WHAT YOU NEED TO DO:
Looking at the listing beneath, work out how many lines hold "JSON" and report only that figure.

DATASET RECORDS:
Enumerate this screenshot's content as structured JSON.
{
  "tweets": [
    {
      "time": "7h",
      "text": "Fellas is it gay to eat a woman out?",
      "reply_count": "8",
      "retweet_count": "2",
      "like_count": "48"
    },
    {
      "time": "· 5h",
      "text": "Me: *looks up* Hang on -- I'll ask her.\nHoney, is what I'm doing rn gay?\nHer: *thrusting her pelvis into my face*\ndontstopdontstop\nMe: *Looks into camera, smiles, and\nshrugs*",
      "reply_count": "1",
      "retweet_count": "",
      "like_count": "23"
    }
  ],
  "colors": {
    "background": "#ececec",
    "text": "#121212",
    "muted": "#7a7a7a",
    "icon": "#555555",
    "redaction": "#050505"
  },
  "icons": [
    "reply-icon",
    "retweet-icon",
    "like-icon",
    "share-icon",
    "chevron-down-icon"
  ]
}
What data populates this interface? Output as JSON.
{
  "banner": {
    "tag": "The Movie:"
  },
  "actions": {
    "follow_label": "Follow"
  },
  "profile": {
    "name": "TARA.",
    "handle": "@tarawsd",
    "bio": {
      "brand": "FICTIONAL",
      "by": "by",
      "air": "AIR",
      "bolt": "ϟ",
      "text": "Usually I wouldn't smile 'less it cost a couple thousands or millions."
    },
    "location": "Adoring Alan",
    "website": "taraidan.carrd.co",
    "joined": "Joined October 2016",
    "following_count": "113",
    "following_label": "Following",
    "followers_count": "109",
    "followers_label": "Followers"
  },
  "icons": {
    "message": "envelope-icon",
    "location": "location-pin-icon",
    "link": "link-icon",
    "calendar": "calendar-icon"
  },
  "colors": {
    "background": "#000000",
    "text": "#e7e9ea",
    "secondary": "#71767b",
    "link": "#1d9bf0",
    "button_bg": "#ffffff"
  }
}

--

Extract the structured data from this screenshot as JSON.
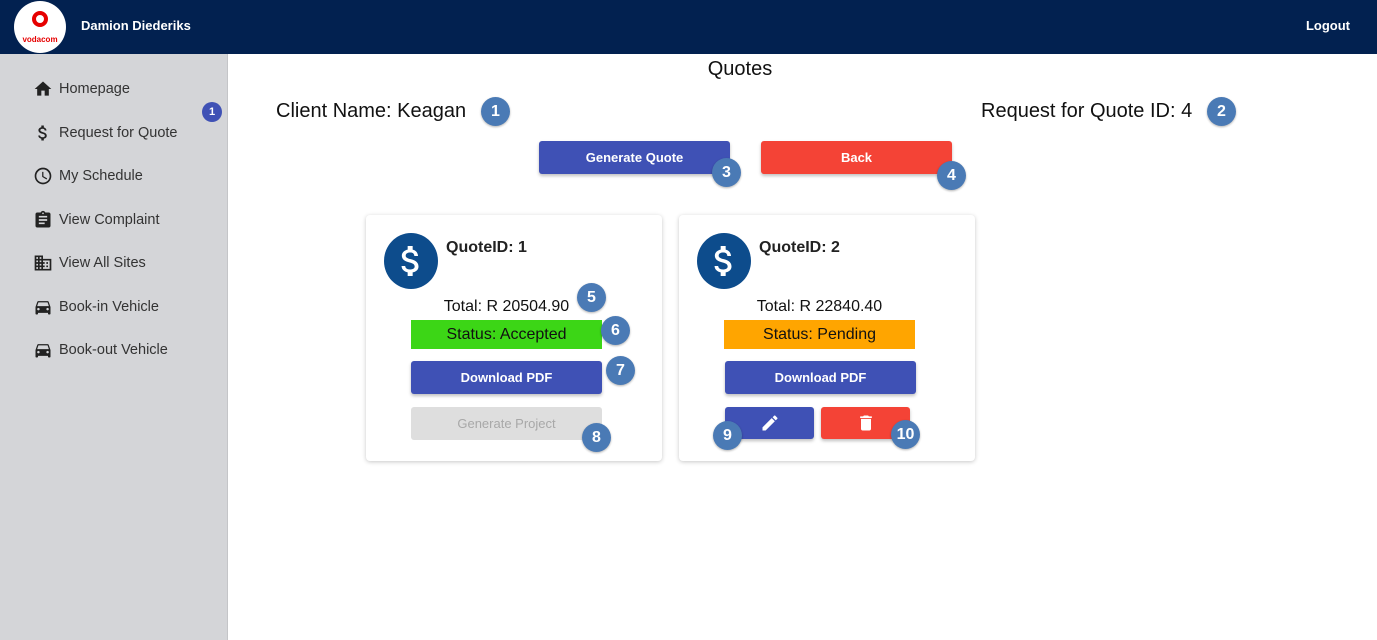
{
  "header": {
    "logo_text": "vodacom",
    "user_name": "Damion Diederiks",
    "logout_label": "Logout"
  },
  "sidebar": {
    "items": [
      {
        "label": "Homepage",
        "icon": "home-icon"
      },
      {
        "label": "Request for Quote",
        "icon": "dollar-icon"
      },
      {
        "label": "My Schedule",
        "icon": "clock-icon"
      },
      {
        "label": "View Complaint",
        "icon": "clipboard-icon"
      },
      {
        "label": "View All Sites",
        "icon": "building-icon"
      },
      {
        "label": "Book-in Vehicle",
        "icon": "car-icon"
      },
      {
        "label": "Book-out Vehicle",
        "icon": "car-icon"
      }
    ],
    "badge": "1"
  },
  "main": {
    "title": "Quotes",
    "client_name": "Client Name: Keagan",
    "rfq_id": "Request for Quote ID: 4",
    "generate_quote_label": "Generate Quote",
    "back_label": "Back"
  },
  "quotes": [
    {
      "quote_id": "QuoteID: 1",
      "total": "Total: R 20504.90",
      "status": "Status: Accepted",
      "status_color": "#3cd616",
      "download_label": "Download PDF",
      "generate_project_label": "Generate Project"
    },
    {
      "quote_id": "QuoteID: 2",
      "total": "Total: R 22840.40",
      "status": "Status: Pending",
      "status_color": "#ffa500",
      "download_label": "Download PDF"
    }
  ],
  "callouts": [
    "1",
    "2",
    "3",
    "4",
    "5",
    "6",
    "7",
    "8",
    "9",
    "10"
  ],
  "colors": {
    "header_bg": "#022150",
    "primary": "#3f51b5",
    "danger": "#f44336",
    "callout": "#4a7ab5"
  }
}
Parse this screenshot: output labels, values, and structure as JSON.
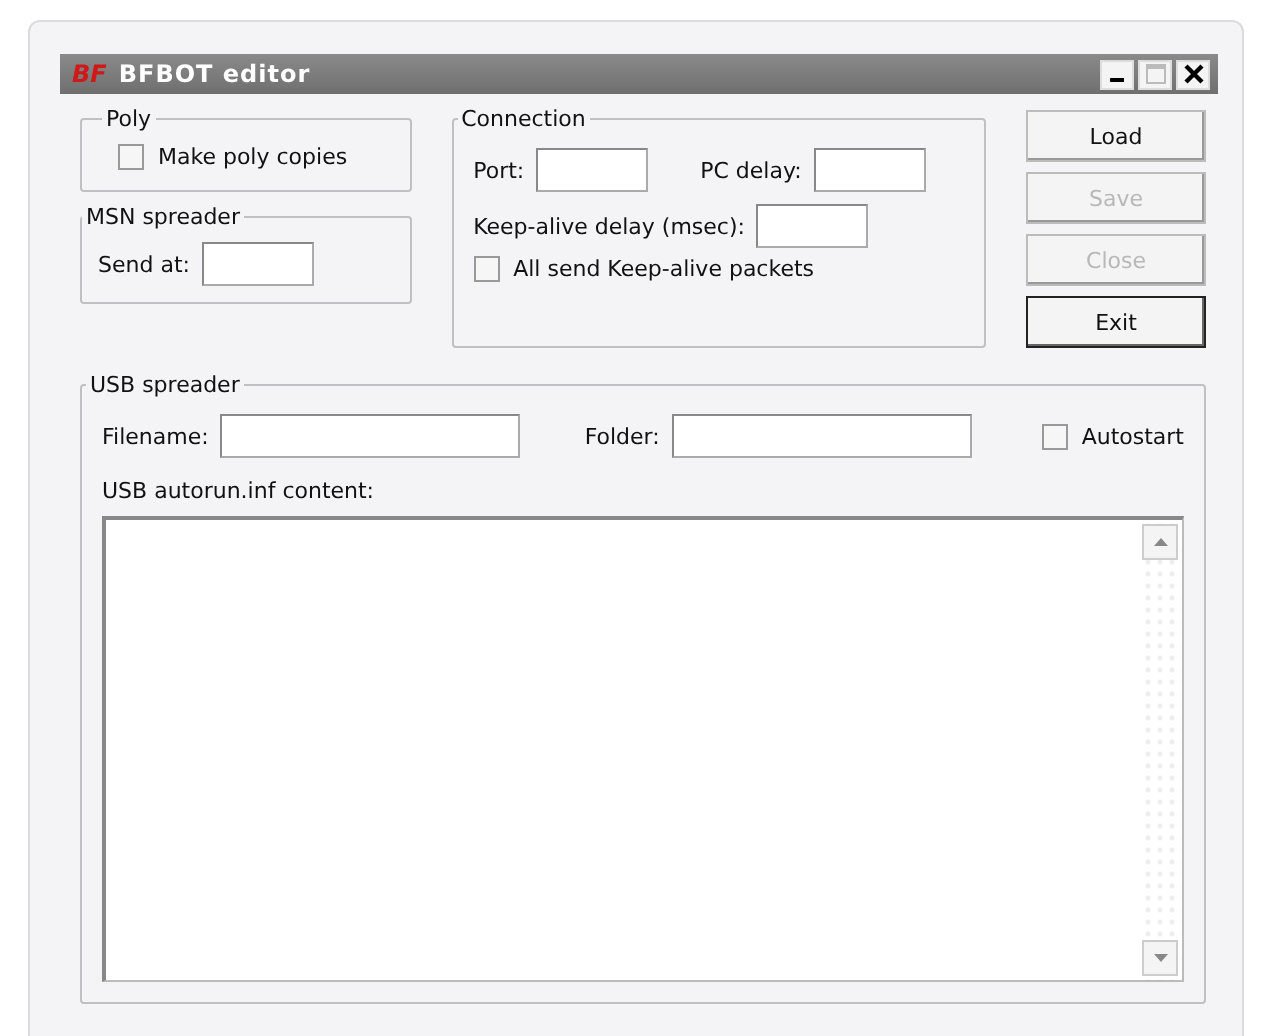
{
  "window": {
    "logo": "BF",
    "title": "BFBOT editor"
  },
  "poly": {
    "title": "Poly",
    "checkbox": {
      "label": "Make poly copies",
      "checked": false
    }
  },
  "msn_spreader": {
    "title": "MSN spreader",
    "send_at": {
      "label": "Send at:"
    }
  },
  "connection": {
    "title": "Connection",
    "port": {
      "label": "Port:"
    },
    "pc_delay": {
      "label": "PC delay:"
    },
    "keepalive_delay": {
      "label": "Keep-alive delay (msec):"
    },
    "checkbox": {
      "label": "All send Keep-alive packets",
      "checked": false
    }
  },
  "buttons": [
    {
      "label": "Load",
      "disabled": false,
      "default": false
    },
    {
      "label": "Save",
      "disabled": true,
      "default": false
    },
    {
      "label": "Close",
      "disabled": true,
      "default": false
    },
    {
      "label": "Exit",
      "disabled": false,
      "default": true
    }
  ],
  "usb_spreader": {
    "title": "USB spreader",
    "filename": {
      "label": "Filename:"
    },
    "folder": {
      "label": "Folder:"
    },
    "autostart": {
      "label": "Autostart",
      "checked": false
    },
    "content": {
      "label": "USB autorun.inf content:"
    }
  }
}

WRITTEN ANSWER:
4